* [Information provided]
——
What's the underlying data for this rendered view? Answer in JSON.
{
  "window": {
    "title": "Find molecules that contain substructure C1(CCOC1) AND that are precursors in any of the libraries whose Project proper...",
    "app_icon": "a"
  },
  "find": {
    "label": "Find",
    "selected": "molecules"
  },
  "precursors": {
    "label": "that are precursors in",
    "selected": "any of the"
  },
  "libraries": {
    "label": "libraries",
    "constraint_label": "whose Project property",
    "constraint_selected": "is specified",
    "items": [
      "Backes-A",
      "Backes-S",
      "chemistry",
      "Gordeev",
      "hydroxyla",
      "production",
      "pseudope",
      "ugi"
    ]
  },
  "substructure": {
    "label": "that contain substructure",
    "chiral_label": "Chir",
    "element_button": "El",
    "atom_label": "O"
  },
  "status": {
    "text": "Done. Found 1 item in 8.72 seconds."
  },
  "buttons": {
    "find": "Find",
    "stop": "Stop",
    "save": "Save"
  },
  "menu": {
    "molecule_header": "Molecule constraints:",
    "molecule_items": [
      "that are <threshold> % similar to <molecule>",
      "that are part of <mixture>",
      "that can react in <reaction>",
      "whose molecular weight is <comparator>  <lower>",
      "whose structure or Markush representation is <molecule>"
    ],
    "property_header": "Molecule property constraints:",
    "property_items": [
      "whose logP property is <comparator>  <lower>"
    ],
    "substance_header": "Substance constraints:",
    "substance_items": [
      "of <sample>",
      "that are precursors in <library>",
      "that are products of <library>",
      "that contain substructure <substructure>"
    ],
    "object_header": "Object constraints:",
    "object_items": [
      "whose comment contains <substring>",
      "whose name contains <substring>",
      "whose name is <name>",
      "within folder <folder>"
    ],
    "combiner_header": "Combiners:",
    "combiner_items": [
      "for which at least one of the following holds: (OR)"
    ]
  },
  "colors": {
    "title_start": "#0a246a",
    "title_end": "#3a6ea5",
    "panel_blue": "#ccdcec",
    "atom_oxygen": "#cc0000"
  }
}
——
* [Stated goal]
Of all the lines above, how many contain the word "libraries"? Give the number and nothing else.

* [Exercise output]
3